— START DATASET EXTRACT —

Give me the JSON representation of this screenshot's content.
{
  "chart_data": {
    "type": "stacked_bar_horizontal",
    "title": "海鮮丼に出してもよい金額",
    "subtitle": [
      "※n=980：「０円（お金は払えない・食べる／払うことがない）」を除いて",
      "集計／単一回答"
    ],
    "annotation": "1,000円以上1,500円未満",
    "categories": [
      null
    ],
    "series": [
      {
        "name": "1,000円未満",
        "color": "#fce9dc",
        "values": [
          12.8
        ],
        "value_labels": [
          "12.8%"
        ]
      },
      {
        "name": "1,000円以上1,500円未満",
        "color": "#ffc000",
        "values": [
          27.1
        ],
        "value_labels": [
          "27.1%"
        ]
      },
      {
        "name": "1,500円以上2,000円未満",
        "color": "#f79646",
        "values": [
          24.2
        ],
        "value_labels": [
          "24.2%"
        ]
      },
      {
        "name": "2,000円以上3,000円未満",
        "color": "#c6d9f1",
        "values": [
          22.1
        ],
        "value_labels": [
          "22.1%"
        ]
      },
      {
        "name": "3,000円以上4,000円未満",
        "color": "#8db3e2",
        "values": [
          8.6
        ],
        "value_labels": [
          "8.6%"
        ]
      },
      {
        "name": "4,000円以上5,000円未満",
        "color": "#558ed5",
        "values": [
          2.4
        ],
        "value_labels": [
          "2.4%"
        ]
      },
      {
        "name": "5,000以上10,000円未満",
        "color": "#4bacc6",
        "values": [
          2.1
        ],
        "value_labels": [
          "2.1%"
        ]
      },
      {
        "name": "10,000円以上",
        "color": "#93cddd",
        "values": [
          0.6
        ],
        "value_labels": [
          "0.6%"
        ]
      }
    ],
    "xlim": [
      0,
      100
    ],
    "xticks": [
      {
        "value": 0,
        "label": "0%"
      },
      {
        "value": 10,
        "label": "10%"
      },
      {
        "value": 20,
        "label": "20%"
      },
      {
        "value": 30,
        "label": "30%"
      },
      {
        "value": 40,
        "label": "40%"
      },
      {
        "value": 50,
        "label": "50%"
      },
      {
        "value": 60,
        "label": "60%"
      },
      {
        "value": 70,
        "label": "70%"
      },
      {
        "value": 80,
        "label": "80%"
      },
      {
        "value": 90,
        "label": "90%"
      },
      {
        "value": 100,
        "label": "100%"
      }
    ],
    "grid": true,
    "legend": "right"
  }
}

— END DATASET EXTRACT —

DO THIS: Pick out lines containing the word "name", each one as written.

COMPLETE ANSWER:
        "name": "1,000円未満",
        "name": "1,000円以上1,500円未満",
        "name": "1,500円以上2,000円未満",
        "name": "2,000円以上3,000円未満",
        "name": "3,000円以上4,000円未満",
        "name": "4,000円以上5,000円未満",
        "name": "5,000以上10,000円未満",
        "name": "10,000円以上",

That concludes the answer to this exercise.